_TASK DIRECTIONS_
Can you transcribe every record below exactly as it appears?

(Collected data entries)

□ □ □ □ □

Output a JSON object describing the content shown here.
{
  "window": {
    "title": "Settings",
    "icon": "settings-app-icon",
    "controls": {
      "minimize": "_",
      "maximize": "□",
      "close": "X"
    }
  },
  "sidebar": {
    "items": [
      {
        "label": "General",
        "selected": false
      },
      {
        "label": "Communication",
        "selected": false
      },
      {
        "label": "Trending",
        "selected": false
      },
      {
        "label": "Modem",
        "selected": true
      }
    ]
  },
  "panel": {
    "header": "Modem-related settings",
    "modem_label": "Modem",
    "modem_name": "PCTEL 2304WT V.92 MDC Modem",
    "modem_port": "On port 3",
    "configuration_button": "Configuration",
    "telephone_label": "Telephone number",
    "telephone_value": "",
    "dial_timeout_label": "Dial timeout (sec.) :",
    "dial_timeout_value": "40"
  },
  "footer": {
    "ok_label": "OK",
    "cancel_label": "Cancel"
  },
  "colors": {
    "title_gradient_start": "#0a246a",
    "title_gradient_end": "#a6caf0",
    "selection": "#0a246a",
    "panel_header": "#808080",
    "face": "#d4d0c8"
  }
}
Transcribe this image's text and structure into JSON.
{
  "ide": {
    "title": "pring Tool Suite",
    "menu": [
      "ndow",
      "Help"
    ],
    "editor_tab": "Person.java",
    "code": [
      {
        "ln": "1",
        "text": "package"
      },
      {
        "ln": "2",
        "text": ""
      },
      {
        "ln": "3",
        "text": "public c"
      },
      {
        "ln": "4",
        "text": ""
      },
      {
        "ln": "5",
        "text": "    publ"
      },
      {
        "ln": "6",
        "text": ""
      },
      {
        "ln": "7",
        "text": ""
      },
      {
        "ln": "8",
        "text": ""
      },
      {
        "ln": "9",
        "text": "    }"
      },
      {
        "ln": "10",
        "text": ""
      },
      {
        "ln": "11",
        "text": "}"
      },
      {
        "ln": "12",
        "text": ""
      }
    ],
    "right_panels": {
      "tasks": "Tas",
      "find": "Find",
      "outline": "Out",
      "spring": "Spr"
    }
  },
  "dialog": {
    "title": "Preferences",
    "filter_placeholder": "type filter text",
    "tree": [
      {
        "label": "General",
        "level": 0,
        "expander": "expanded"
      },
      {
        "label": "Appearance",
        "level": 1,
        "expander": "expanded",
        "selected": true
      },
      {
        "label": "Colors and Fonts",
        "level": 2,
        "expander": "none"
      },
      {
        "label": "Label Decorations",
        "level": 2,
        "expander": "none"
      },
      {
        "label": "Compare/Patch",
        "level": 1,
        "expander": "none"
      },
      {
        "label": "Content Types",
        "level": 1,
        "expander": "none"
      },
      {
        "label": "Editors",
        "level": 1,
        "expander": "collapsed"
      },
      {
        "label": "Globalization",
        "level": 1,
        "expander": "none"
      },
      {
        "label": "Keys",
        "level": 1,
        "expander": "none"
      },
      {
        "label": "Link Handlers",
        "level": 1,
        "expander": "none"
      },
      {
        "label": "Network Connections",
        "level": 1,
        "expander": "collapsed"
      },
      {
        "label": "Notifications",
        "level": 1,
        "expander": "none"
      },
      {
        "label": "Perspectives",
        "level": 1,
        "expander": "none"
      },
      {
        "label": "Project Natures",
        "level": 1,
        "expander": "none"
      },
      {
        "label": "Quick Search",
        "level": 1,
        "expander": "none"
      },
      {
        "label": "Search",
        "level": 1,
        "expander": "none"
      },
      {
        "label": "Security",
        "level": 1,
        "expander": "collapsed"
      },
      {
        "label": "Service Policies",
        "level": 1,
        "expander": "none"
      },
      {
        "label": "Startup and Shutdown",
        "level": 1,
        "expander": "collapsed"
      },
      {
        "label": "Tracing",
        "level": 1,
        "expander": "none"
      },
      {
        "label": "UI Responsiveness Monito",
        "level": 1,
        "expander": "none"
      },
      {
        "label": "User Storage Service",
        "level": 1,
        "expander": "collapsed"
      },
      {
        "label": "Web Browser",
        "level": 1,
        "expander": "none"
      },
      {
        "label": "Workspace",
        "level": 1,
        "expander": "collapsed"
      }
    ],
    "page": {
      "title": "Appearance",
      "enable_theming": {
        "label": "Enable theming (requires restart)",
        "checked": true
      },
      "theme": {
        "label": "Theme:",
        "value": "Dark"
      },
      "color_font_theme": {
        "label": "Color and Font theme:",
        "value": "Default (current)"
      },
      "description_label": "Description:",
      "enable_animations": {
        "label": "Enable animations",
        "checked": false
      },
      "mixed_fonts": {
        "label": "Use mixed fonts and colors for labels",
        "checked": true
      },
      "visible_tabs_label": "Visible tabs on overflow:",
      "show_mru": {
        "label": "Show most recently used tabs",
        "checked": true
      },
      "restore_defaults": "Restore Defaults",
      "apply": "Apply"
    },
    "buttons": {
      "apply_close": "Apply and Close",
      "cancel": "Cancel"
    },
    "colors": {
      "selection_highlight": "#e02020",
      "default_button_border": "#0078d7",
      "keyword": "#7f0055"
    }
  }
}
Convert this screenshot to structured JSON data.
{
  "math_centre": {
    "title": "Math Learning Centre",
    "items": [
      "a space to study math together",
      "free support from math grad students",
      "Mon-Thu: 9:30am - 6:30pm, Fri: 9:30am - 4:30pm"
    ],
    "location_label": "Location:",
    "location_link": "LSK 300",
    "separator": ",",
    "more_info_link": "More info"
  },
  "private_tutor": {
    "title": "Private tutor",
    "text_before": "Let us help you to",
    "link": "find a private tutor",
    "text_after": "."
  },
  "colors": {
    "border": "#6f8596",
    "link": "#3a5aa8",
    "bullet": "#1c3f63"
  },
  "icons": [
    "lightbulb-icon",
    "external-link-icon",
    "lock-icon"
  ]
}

□ □ □ □ □

_TASK SOLUTION_
Output a JSON object describing the content shown here.
{
  "window": {
    "title": "Settings",
    "icon": "settings-app-icon",
    "controls": {
      "minimize": "_",
      "maximize": "□",
      "close": "X"
    }
  },
  "sidebar": {
    "items": [
      {
        "label": "General",
        "selected": false
      },
      {
        "label": "Communication",
        "selected": false
      },
      {
        "label": "Trending",
        "selected": false
      },
      {
        "label": "Modem",
        "selected": true
      }
    ]
  },
  "panel": {
    "header": "Modem-related settings",
    "modem_label": "Modem",
    "modem_name": "PCTEL 2304WT V.92 MDC Modem",
    "modem_port": "On port 3",
    "configuration_button": "Configuration",
    "telephone_label": "Telephone number",
    "telephone_value": "",
    "dial_timeout_label": "Dial timeout (sec.) :",
    "dial_timeout_value": "40"
  },
  "footer": {
    "ok_label": "OK",
    "cancel_label": "Cancel"
  },
  "colors": {
    "title_gradient_start": "#0a246a",
    "title_gradient_end": "#a6caf0",
    "selection": "#0a246a",
    "panel_header": "#808080",
    "face": "#d4d0c8"
  }
}
Transcribe this image's text and structure into JSON.
{
  "ide": {
    "title": "pring Tool Suite",
    "menu": [
      "ndow",
      "Help"
    ],
    "editor_tab": "Person.java",
    "code": [
      {
        "ln": "1",
        "text": "package"
      },
      {
        "ln": "2",
        "text": ""
      },
      {
        "ln": "3",
        "text": "public c"
      },
      {
        "ln": "4",
        "text": ""
      },
      {
        "ln": "5",
        "text": "    publ"
      },
      {
        "ln": "6",
        "text": ""
      },
      {
        "ln": "7",
        "text": ""
      },
      {
        "ln": "8",
        "text": ""
      },
      {
        "ln": "9",
        "text": "    }"
      },
      {
        "ln": "10",
        "text": ""
      },
      {
        "ln": "11",
        "text": "}"
      },
      {
        "ln": "12",
        "text": ""
      }
    ],
    "right_panels": {
      "tasks": "Tas",
      "find": "Find",
      "outline": "Out",
      "spring": "Spr"
    }
  },
  "dialog": {
    "title": "Preferences",
    "filter_placeholder": "type filter text",
    "tree": [
      {
        "label": "General",
        "level": 0,
        "expander": "expanded"
      },
      {
        "label": "Appearance",
        "level": 1,
        "expander": "expanded",
        "selected": true
      },
      {
        "label": "Colors and Fonts",
        "level": 2,
        "expander": "none"
      },
      {
        "label": "Label Decorations",
        "level": 2,
        "expander": "none"
      },
      {
        "label": "Compare/Patch",
        "level": 1,
        "expander": "none"
      },
      {
        "label": "Content Types",
        "level": 1,
        "expander": "none"
      },
      {
        "label": "Editors",
        "level": 1,
        "expander": "collapsed"
      },
      {
        "label": "Globalization",
        "level": 1,
        "expander": "none"
      },
      {
        "label": "Keys",
        "level": 1,
        "expander": "none"
      },
      {
        "label": "Link Handlers",
        "level": 1,
        "expander": "none"
      },
      {
        "label": "Network Connections",
        "level": 1,
        "expander": "collapsed"
      },
      {
        "label": "Notifications",
        "level": 1,
        "expander": "none"
      },
      {
        "label": "Perspectives",
        "level": 1,
        "expander": "none"
      },
      {
        "label": "Project Natures",
        "level": 1,
        "expander": "none"
      },
      {
        "label": "Quick Search",
        "level": 1,
        "expander": "none"
      },
      {
        "label": "Search",
        "level": 1,
        "expander": "none"
      },
      {
        "label": "Security",
        "level": 1,
        "expander": "collapsed"
      },
      {
        "label": "Service Policies",
        "level": 1,
        "expander": "none"
      },
      {
        "label": "Startup and Shutdown",
        "level": 1,
        "expander": "collapsed"
      },
      {
        "label": "Tracing",
        "level": 1,
        "expander": "none"
      },
      {
        "label": "UI Responsiveness Monito",
        "level": 1,
        "expander": "none"
      },
      {
        "label": "User Storage Service",
        "level": 1,
        "expander": "collapsed"
      },
      {
        "label": "Web Browser",
        "level": 1,
        "expander": "none"
      },
      {
        "label": "Workspace",
        "level": 1,
        "expander": "collapsed"
      }
    ],
    "page": {
      "title": "Appearance",
      "enable_theming": {
        "label": "Enable theming (requires restart)",
        "checked": true
      },
      "theme": {
        "label": "Theme:",
        "value": "Dark"
      },
      "color_font_theme": {
        "label": "Color and Font theme:",
        "value": "Default (current)"
      },
      "description_label": "Description:",
      "enable_animations": {
        "label": "Enable animations",
        "checked": false
      },
      "mixed_fonts": {
        "label": "Use mixed fonts and colors for labels",
        "checked": true
      },
      "visible_tabs_label": "Visible tabs on overflow:",
      "show_mru": {
        "label": "Show most recently used tabs",
        "checked": true
      },
      "restore_defaults": "Restore Defaults",
      "apply": "Apply"
    },
    "buttons": {
      "apply_close": "Apply and Close",
      "cancel": "Cancel"
    },
    "colors": {
      "selection_highlight": "#e02020",
      "default_button_border": "#0078d7",
      "keyword": "#7f0055"
    }
  }
}
Convert this screenshot to structured JSON data.
{
  "math_centre": {
    "title": "Math Learning Centre",
    "items": [
      "a space to study math together",
      "free support from math grad students",
      "Mon-Thu: 9:30am - 6:30pm, Fri: 9:30am - 4:30pm"
    ],
    "location_label": "Location:",
    "location_link": "LSK 300",
    "separator": ",",
    "more_info_link": "More info"
  },
  "private_tutor": {
    "title": "Private tutor",
    "text_before": "Let us help you to",
    "link": "find a private tutor",
    "text_after": "."
  },
  "colors": {
    "border": "#6f8596",
    "link": "#3a5aa8",
    "bullet": "#1c3f63"
  },
  "icons": [
    "lightbulb-icon",
    "external-link-icon",
    "lock-icon"
  ]
}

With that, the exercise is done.